What to do> Each entry must be given again exactly; images do not belong in the copy.

Dataset excerpts>
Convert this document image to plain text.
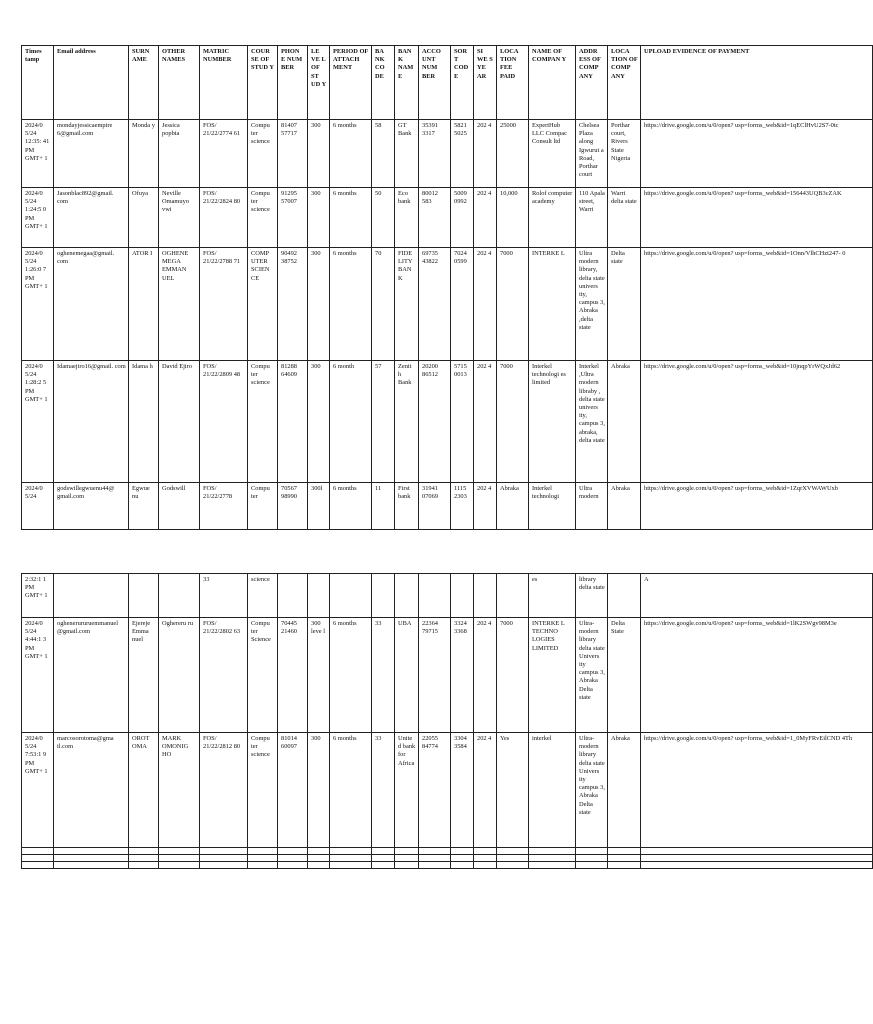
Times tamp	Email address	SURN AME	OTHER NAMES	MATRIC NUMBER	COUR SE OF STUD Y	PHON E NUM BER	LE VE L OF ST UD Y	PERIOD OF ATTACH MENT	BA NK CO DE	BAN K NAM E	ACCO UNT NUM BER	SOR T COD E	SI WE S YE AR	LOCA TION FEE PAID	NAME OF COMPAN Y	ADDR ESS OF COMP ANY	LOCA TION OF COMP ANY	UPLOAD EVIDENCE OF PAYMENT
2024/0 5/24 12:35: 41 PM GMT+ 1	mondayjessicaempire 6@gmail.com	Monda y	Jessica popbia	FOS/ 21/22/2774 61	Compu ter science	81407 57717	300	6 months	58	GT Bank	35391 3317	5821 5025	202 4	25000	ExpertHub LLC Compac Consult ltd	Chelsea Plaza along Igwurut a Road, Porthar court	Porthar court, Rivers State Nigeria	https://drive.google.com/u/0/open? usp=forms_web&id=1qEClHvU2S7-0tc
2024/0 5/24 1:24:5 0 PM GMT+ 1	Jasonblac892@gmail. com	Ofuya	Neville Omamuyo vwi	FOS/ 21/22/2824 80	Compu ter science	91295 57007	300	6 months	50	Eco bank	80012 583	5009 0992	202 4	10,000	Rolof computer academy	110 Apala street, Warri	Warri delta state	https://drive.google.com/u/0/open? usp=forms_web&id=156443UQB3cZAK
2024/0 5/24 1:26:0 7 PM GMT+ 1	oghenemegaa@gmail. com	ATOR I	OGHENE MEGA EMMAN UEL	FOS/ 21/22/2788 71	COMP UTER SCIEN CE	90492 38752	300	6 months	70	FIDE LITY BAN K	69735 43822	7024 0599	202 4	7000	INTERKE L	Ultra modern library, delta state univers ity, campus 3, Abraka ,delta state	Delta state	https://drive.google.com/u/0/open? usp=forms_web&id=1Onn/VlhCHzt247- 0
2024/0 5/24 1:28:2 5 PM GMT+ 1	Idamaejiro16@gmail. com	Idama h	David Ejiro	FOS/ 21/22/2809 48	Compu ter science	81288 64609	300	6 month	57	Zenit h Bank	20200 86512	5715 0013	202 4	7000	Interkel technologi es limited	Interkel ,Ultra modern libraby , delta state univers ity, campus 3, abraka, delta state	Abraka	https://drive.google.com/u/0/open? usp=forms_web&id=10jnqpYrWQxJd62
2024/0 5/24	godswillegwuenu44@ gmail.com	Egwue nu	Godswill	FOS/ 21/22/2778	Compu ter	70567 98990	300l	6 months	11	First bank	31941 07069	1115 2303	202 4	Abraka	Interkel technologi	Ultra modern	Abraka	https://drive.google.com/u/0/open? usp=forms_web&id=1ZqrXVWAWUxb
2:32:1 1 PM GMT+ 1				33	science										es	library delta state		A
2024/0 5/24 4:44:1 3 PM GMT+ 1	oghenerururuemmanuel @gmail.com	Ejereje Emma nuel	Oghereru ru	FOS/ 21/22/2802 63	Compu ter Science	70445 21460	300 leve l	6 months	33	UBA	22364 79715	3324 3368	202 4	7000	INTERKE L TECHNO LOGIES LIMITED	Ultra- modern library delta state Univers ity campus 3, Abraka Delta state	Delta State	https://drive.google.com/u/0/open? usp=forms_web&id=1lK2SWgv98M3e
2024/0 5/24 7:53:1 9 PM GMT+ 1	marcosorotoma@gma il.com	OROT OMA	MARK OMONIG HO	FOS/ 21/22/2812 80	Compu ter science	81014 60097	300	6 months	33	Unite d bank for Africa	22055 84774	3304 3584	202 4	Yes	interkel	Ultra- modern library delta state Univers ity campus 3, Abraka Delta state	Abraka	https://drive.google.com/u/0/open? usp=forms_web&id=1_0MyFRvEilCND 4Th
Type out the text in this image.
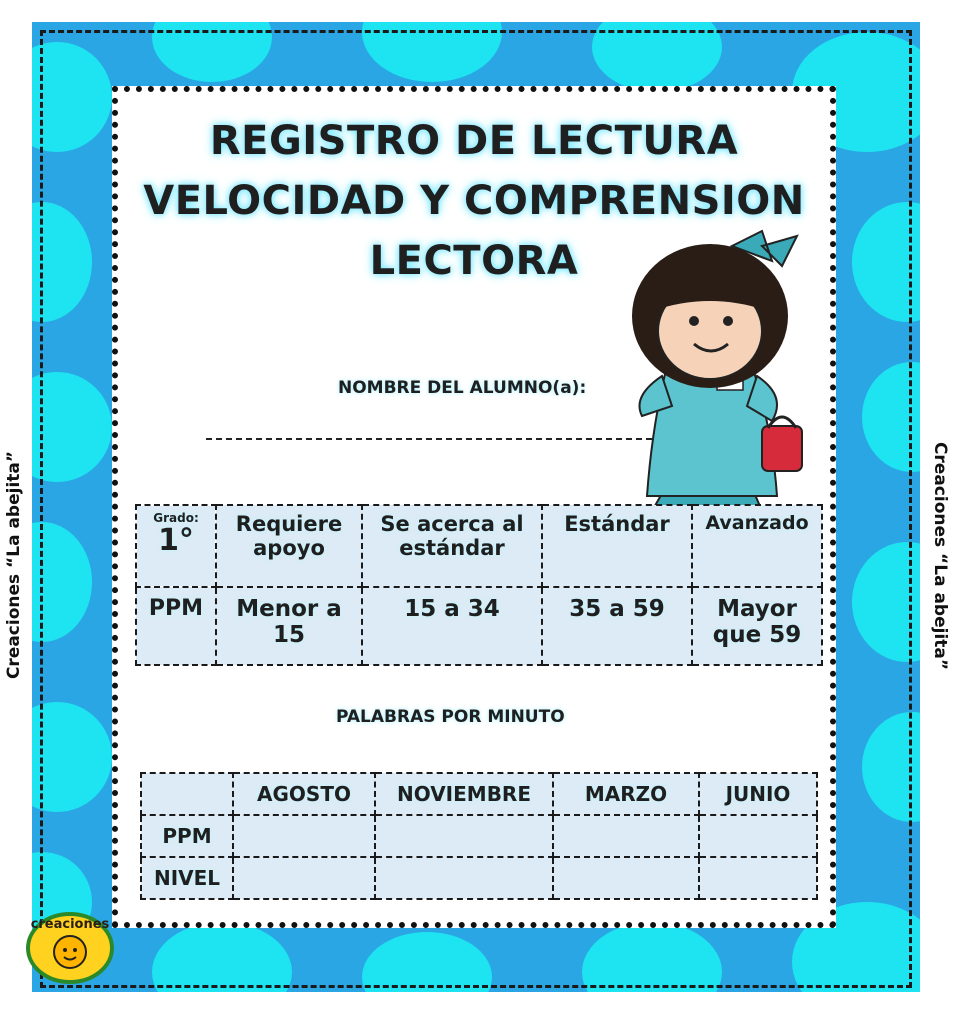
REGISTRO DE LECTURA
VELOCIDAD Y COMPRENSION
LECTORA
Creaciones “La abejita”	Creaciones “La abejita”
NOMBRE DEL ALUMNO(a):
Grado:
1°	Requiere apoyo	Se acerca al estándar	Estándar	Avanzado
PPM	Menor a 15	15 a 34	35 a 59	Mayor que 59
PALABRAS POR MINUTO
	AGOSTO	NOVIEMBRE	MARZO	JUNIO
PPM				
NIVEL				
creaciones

Result of the exercise>
Convert this document image to plain text.
Times tamp	Email address	SURN AME	OTHER NAMES	MATRIC NUMBER	COUR SE OF STUD Y	PHON E NUM BER	LE VE L OF ST UD Y	PERIOD OF ATTACH MENT	BA NK CO DE	BAN K NAM E	ACCO UNT NUM BER	SOR T COD E	SI WE S YE AR	LOCA TION FEE PAID	NAME OF COMPAN Y	ADDR ESS OF COMP ANY	LOCA TION OF COMP ANY	UPLOAD EVIDENCE OF PAYMENT
2024/0 5/24 12:35: 41 PM GMT+ 1	mondayjessicaempire 6@gmail.com	Monda y	Jessica popbia	FOS/ 21/22/2774 61	Compu ter science	81407 57717	300	6 months	58	GT Bank	35391 3317	5821 5025	202 4	25000	ExpertHub LLC Compac Consult ltd	Chelsea Plaza along Igwurut a Road, Porthar court	Porthar court, Rivers State Nigeria	https://drive.google.com/u/0/open? usp=forms_web&id=1qEClHvU2S7-0tc
2024/0 5/24 1:24:5 0 PM GMT+ 1	Jasonblac892@gmail. com	Ofuya	Neville Omamuyo vwi	FOS/ 21/22/2824 80	Compu ter science	91295 57007	300	6 months	50	Eco bank	80012 583	5009 0992	202 4	10,000	Rolof computer academy	110 Apala street, Warri	Warri delta state	https://drive.google.com/u/0/open? usp=forms_web&id=156443UQB3cZAK
2024/0 5/24 1:26:0 7 PM GMT+ 1	oghenemegaa@gmail. com	ATOR I	OGHENE MEGA EMMAN UEL	FOS/ 21/22/2788 71	COMP UTER SCIEN CE	90492 38752	300	6 months	70	FIDE LITY BAN K	69735 43822	7024 0599	202 4	7000	INTERKE L	Ultra modern library, delta state univers ity, campus 3, Abraka ,delta state	Delta state	https://drive.google.com/u/0/open? usp=forms_web&id=1Onn/VlhCHzt247- 0
2024/0 5/24 1:28:2 5 PM GMT+ 1	Idamaejiro16@gmail. com	Idama h	David Ejiro	FOS/ 21/22/2809 48	Compu ter science	81288 64609	300	6 month	57	Zenit h Bank	20200 86512	5715 0013	202 4	7000	Interkel technologi es limited	Interkel ,Ultra modern libraby , delta state univers ity, campus 3, abraka, delta state	Abraka	https://drive.google.com/u/0/open? usp=forms_web&id=10jnqpYrWQxJd62
2024/0 5/24	godswillegwuenu44@ gmail.com	Egwue nu	Godswill	FOS/ 21/22/2778	Compu ter	70567 98990	300l	6 months	11	First bank	31941 07069	1115 2303	202 4	Abraka	Interkel technologi	Ultra modern	Abraka	https://drive.google.com/u/0/open? usp=forms_web&id=1ZqrXVWAWUxb
2:32:1 1 PM GMT+ 1				33	science										es	library delta state		A
2024/0 5/24 4:44:1 3 PM GMT+ 1	oghenerururuemmanuel @gmail.com	Ejereje Emma nuel	Oghereru ru	FOS/ 21/22/2802 63	Compu ter Science	70445 21460	300 leve l	6 months	33	UBA	22364 79715	3324 3368	202 4	7000	INTERKE L TECHNO LOGIES LIMITED	Ultra- modern library delta state Univers ity campus 3, Abraka Delta state	Delta State	https://drive.google.com/u/0/open? usp=forms_web&id=1lK2SWgv98M3e
2024/0 5/24 7:53:1 9 PM GMT+ 1	marcosorotoma@gma il.com	OROT OMA	MARK OMONIG HO	FOS/ 21/22/2812 80	Compu ter science	81014 60097	300	6 months	33	Unite d bank for Africa	22055 84774	3304 3584	202 4	Yes	interkel	Ultra- modern library delta state Univers ity campus 3, Abraka Delta state	Abraka	https://drive.google.com/u/0/open? usp=forms_web&id=1_0MyFRvEilCND 4Th
Type out the text in this image.
REGISTRO DE LECTURA
VELOCIDAD Y COMPRENSION
LECTORA
Creaciones “La abejita”	Creaciones “La abejita”
NOMBRE DEL ALUMNO(a):
Grado:
1°	Requiere apoyo	Se acerca al estándar	Estándar	Avanzado
PPM	Menor a 15	15 a 34	35 a 59	Mayor que 59
PALABRAS POR MINUTO
	AGOSTO	NOVIEMBRE	MARZO	JUNIO
PPM				
NIVEL				
creaciones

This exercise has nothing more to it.